-- Task to complete --
Extract all data as written.

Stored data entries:
______________________________

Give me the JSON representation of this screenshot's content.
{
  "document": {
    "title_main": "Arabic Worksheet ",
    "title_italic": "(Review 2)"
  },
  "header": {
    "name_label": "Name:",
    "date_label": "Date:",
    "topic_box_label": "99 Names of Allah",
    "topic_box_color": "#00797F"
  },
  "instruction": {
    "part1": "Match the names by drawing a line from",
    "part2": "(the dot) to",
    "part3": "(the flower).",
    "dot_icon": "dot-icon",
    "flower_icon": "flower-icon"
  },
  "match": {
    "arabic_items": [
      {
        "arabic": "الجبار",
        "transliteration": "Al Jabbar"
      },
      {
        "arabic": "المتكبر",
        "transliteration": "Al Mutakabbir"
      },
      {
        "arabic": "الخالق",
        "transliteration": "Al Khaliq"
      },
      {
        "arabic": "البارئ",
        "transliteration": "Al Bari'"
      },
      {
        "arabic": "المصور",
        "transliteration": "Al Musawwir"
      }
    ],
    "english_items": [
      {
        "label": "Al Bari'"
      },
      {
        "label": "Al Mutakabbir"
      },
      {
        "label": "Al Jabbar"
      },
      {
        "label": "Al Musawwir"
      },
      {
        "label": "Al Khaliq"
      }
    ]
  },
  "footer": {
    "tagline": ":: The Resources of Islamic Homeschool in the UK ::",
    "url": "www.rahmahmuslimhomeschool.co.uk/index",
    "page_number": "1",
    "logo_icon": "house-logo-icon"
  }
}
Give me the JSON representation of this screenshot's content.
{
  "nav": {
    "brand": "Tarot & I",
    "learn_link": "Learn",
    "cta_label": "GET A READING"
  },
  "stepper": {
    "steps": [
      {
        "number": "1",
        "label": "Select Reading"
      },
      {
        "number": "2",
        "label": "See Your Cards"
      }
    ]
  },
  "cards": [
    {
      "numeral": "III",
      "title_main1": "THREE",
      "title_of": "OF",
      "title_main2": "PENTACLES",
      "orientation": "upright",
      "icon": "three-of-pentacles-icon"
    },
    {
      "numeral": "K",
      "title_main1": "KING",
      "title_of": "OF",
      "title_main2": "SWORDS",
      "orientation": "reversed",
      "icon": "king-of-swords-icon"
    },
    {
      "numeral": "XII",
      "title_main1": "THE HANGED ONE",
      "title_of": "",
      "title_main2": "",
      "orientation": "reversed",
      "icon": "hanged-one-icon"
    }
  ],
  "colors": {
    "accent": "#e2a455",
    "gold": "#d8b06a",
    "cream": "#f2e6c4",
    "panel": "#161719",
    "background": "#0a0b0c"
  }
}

______________________________

-- Reply --
Give me the JSON representation of this screenshot's content.
{
  "document": {
    "title_main": "Arabic Worksheet ",
    "title_italic": "(Review 2)"
  },
  "header": {
    "name_label": "Name:",
    "date_label": "Date:",
    "topic_box_label": "99 Names of Allah",
    "topic_box_color": "#00797F"
  },
  "instruction": {
    "part1": "Match the names by drawing a line from",
    "part2": "(the dot) to",
    "part3": "(the flower).",
    "dot_icon": "dot-icon",
    "flower_icon": "flower-icon"
  },
  "match": {
    "arabic_items": [
      {
        "arabic": "الجبار",
        "transliteration": "Al Jabbar"
      },
      {
        "arabic": "المتكبر",
        "transliteration": "Al Mutakabbir"
      },
      {
        "arabic": "الخالق",
        "transliteration": "Al Khaliq"
      },
      {
        "arabic": "البارئ",
        "transliteration": "Al Bari'"
      },
      {
        "arabic": "المصور",
        "transliteration": "Al Musawwir"
      }
    ],
    "english_items": [
      {
        "label": "Al Bari'"
      },
      {
        "label": "Al Mutakabbir"
      },
      {
        "label": "Al Jabbar"
      },
      {
        "label": "Al Musawwir"
      },
      {
        "label": "Al Khaliq"
      }
    ]
  },
  "footer": {
    "tagline": ":: The Resources of Islamic Homeschool in the UK ::",
    "url": "www.rahmahmuslimhomeschool.co.uk/index",
    "page_number": "1",
    "logo_icon": "house-logo-icon"
  }
}
Give me the JSON representation of this screenshot's content.
{
  "nav": {
    "brand": "Tarot & I",
    "learn_link": "Learn",
    "cta_label": "GET A READING"
  },
  "stepper": {
    "steps": [
      {
        "number": "1",
        "label": "Select Reading"
      },
      {
        "number": "2",
        "label": "See Your Cards"
      }
    ]
  },
  "cards": [
    {
      "numeral": "III",
      "title_main1": "THREE",
      "title_of": "OF",
      "title_main2": "PENTACLES",
      "orientation": "upright",
      "icon": "three-of-pentacles-icon"
    },
    {
      "numeral": "K",
      "title_main1": "KING",
      "title_of": "OF",
      "title_main2": "SWORDS",
      "orientation": "reversed",
      "icon": "king-of-swords-icon"
    },
    {
      "numeral": "XII",
      "title_main1": "THE HANGED ONE",
      "title_of": "",
      "title_main2": "",
      "orientation": "reversed",
      "icon": "hanged-one-icon"
    }
  ],
  "colors": {
    "accent": "#e2a455",
    "gold": "#d8b06a",
    "cream": "#f2e6c4",
    "panel": "#161719",
    "background": "#0a0b0c"
  }
}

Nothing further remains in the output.